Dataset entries
§
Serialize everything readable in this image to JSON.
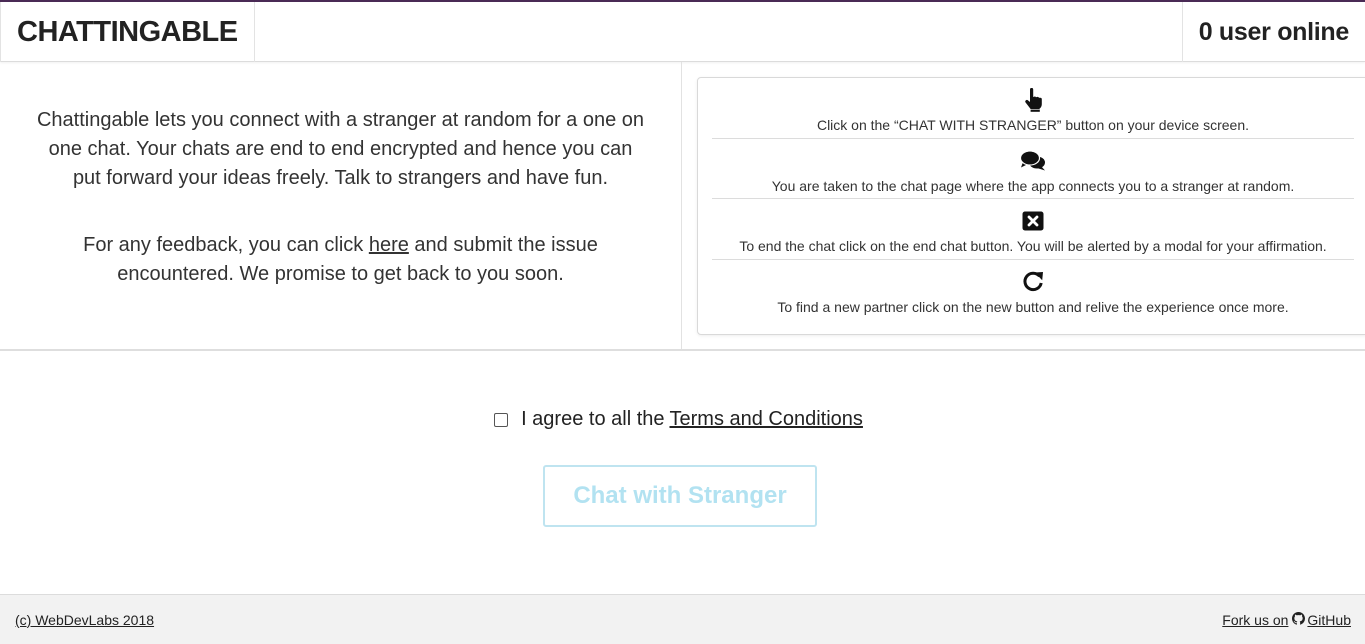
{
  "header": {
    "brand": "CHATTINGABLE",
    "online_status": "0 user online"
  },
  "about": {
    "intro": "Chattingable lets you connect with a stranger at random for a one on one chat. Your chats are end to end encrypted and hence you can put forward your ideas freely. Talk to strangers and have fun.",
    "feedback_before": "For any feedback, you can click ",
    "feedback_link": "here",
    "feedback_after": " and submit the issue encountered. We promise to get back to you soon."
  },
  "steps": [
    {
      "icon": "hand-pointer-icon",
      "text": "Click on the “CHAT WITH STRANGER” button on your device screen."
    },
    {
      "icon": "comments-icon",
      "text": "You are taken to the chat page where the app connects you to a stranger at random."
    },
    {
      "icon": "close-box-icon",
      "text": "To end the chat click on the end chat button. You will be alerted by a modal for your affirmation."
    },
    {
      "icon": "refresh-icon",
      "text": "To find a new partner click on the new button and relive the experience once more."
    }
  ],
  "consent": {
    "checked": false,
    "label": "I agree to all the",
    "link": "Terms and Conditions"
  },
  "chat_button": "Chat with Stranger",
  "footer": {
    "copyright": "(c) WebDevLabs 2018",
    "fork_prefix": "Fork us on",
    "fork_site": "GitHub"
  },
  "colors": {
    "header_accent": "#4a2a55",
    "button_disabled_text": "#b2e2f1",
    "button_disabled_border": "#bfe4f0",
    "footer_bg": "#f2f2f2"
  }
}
§
Aim of the task =
Leave the pictures out, and print every line of the listing exactly as written.

Exercise output =
Serialize everything readable in this image to JSON.
{
  "header": {
    "brand": "CHATTINGABLE",
    "online_status": "0 user online"
  },
  "about": {
    "intro": "Chattingable lets you connect with a stranger at random for a one on one chat. Your chats are end to end encrypted and hence you can put forward your ideas freely. Talk to strangers and have fun.",
    "feedback_before": "For any feedback, you can click ",
    "feedback_link": "here",
    "feedback_after": " and submit the issue encountered. We promise to get back to you soon."
  },
  "steps": [
    {
      "icon": "hand-pointer-icon",
      "text": "Click on the “CHAT WITH STRANGER” button on your device screen."
    },
    {
      "icon": "comments-icon",
      "text": "You are taken to the chat page where the app connects you to a stranger at random."
    },
    {
      "icon": "close-box-icon",
      "text": "To end the chat click on the end chat button. You will be alerted by a modal for your affirmation."
    },
    {
      "icon": "refresh-icon",
      "text": "To find a new partner click on the new button and relive the experience once more."
    }
  ],
  "consent": {
    "checked": false,
    "label": "I agree to all the",
    "link": "Terms and Conditions"
  },
  "chat_button": "Chat with Stranger",
  "footer": {
    "copyright": "(c) WebDevLabs 2018",
    "fork_prefix": "Fork us on",
    "fork_site": "GitHub"
  },
  "colors": {
    "header_accent": "#4a2a55",
    "button_disabled_text": "#b2e2f1",
    "button_disabled_border": "#bfe4f0",
    "footer_bg": "#f2f2f2"
  }
}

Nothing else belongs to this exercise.